**The task**. Retype the material word for word.
───── Supplied information ─────
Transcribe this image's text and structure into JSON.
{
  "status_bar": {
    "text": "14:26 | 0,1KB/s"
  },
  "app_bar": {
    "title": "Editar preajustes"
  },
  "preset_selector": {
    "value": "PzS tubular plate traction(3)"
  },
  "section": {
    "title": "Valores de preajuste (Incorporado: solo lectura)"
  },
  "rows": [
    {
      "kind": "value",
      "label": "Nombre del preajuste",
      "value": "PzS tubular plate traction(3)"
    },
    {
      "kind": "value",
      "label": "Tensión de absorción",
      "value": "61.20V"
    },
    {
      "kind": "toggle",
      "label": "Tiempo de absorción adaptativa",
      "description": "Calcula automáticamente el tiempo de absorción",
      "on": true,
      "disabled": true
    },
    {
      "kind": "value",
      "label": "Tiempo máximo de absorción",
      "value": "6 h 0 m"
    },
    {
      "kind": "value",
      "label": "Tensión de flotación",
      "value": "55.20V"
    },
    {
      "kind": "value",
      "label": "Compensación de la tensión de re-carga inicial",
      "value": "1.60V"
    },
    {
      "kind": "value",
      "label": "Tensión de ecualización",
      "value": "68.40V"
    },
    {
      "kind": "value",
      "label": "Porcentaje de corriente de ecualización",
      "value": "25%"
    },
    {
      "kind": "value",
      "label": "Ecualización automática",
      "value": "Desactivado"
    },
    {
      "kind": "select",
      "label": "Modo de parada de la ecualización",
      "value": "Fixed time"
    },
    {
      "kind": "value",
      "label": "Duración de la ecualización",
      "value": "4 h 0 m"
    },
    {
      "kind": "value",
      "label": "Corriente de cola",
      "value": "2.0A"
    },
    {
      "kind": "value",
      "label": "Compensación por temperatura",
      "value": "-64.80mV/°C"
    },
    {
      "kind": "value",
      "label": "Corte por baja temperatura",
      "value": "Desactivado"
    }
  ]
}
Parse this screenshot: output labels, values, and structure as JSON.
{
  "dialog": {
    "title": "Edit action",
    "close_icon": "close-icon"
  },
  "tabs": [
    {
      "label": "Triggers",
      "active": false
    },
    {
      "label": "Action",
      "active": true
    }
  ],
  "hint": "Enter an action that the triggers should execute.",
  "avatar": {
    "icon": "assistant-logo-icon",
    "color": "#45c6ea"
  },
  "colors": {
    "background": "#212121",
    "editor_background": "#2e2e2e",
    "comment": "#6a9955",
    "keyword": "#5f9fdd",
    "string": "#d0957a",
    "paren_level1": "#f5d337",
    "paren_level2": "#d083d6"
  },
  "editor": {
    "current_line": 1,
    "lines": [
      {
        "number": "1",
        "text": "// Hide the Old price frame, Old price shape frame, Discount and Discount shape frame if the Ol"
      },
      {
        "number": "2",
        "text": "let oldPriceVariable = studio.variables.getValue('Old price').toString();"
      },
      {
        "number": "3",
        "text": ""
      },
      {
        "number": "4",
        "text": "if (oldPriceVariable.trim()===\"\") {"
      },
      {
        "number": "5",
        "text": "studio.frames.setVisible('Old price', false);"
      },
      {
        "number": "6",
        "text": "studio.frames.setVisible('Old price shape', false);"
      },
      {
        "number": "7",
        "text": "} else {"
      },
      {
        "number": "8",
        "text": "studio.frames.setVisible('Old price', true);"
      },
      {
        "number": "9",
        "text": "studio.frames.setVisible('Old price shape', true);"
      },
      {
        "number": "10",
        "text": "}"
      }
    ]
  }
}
─────
**Task response**.
Transcribe this image's text and structure into JSON.
{
  "status_bar": {
    "text": "14:26 | 0,1KB/s"
  },
  "app_bar": {
    "title": "Editar preajustes"
  },
  "preset_selector": {
    "value": "PzS tubular plate traction(3)"
  },
  "section": {
    "title": "Valores de preajuste (Incorporado: solo lectura)"
  },
  "rows": [
    {
      "kind": "value",
      "label": "Nombre del preajuste",
      "value": "PzS tubular plate traction(3)"
    },
    {
      "kind": "value",
      "label": "Tensión de absorción",
      "value": "61.20V"
    },
    {
      "kind": "toggle",
      "label": "Tiempo de absorción adaptativa",
      "description": "Calcula automáticamente el tiempo de absorción",
      "on": true,
      "disabled": true
    },
    {
      "kind": "value",
      "label": "Tiempo máximo de absorción",
      "value": "6 h 0 m"
    },
    {
      "kind": "value",
      "label": "Tensión de flotación",
      "value": "55.20V"
    },
    {
      "kind": "value",
      "label": "Compensación de la tensión de re-carga inicial",
      "value": "1.60V"
    },
    {
      "kind": "value",
      "label": "Tensión de ecualización",
      "value": "68.40V"
    },
    {
      "kind": "value",
      "label": "Porcentaje de corriente de ecualización",
      "value": "25%"
    },
    {
      "kind": "value",
      "label": "Ecualización automática",
      "value": "Desactivado"
    },
    {
      "kind": "select",
      "label": "Modo de parada de la ecualización",
      "value": "Fixed time"
    },
    {
      "kind": "value",
      "label": "Duración de la ecualización",
      "value": "4 h 0 m"
    },
    {
      "kind": "value",
      "label": "Corriente de cola",
      "value": "2.0A"
    },
    {
      "kind": "value",
      "label": "Compensación por temperatura",
      "value": "-64.80mV/°C"
    },
    {
      "kind": "value",
      "label": "Corte por baja temperatura",
      "value": "Desactivado"
    }
  ]
}
Parse this screenshot: output labels, values, and structure as JSON.
{
  "dialog": {
    "title": "Edit action",
    "close_icon": "close-icon"
  },
  "tabs": [
    {
      "label": "Triggers",
      "active": false
    },
    {
      "label": "Action",
      "active": true
    }
  ],
  "hint": "Enter an action that the triggers should execute.",
  "avatar": {
    "icon": "assistant-logo-icon",
    "color": "#45c6ea"
  },
  "colors": {
    "background": "#212121",
    "editor_background": "#2e2e2e",
    "comment": "#6a9955",
    "keyword": "#5f9fdd",
    "string": "#d0957a",
    "paren_level1": "#f5d337",
    "paren_level2": "#d083d6"
  },
  "editor": {
    "current_line": 1,
    "lines": [
      {
        "number": "1",
        "text": "// Hide the Old price frame, Old price shape frame, Discount and Discount shape frame if the Ol"
      },
      {
        "number": "2",
        "text": "let oldPriceVariable = studio.variables.getValue('Old price').toString();"
      },
      {
        "number": "3",
        "text": ""
      },
      {
        "number": "4",
        "text": "if (oldPriceVariable.trim()===\"\") {"
      },
      {
        "number": "5",
        "text": "studio.frames.setVisible('Old price', false);"
      },
      {
        "number": "6",
        "text": "studio.frames.setVisible('Old price shape', false);"
      },
      {
        "number": "7",
        "text": "} else {"
      },
      {
        "number": "8",
        "text": "studio.frames.setVisible('Old price', true);"
      },
      {
        "number": "9",
        "text": "studio.frames.setVisible('Old price shape', true);"
      },
      {
        "number": "10",
        "text": "}"
      }
    ]
  }
}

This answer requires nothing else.